### WORK REQUIRED
List each line of the data below that contains the string "emoji", and copy every such line in full.

[START OF EXTRACTED RECORDS]

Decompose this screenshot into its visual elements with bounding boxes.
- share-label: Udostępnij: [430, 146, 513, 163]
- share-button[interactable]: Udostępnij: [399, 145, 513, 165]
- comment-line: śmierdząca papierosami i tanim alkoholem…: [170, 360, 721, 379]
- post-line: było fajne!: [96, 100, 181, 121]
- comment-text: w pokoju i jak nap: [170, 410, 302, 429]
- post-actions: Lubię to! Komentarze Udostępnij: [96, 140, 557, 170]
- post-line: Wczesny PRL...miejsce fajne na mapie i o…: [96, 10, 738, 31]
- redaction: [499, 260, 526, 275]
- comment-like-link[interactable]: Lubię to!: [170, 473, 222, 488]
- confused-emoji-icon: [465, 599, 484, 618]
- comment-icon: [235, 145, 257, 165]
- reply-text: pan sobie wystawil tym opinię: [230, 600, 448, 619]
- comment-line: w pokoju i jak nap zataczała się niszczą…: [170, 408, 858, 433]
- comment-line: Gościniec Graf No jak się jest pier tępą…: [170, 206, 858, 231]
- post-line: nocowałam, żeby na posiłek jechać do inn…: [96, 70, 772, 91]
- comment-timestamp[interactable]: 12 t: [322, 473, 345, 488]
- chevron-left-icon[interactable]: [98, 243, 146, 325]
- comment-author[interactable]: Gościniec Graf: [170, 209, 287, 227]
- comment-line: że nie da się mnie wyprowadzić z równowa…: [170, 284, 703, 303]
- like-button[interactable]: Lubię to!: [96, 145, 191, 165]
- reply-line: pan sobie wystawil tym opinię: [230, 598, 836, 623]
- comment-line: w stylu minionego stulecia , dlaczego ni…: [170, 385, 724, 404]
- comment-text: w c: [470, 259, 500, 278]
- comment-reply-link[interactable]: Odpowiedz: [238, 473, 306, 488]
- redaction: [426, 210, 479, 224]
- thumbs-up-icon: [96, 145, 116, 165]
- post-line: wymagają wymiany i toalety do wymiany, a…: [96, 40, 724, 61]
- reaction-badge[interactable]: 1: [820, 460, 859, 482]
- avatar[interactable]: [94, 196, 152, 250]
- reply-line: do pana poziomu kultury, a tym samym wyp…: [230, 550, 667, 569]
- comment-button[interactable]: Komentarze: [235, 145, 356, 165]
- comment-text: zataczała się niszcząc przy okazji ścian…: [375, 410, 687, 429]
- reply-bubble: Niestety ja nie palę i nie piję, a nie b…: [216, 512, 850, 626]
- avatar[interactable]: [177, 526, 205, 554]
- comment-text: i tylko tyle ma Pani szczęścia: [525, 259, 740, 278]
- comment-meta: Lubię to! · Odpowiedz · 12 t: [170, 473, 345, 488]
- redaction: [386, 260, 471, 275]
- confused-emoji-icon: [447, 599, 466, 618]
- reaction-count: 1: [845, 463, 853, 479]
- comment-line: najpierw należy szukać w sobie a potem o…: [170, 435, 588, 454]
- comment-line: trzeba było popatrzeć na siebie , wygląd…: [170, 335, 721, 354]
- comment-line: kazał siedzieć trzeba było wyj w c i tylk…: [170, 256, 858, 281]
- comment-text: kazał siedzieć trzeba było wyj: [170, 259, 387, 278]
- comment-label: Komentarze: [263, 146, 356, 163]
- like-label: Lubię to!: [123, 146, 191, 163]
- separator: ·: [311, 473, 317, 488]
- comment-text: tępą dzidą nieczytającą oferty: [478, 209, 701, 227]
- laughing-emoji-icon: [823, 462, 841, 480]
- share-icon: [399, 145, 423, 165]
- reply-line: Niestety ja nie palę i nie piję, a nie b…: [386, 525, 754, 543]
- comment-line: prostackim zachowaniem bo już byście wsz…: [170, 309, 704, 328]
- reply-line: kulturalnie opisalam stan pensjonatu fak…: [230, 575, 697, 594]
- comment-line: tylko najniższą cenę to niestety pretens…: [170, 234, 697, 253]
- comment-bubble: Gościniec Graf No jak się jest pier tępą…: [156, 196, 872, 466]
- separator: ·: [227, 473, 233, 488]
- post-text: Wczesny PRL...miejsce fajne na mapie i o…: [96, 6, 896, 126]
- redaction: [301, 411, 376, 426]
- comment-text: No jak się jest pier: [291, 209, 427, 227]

[END OF EXTRACTED RECORDS]

### REPLY TO THE TASK
- confused-emoji-icon: [465, 599, 484, 618]
- confused-emoji-icon: [447, 599, 466, 618]
- laughing-emoji-icon: [823, 462, 841, 480]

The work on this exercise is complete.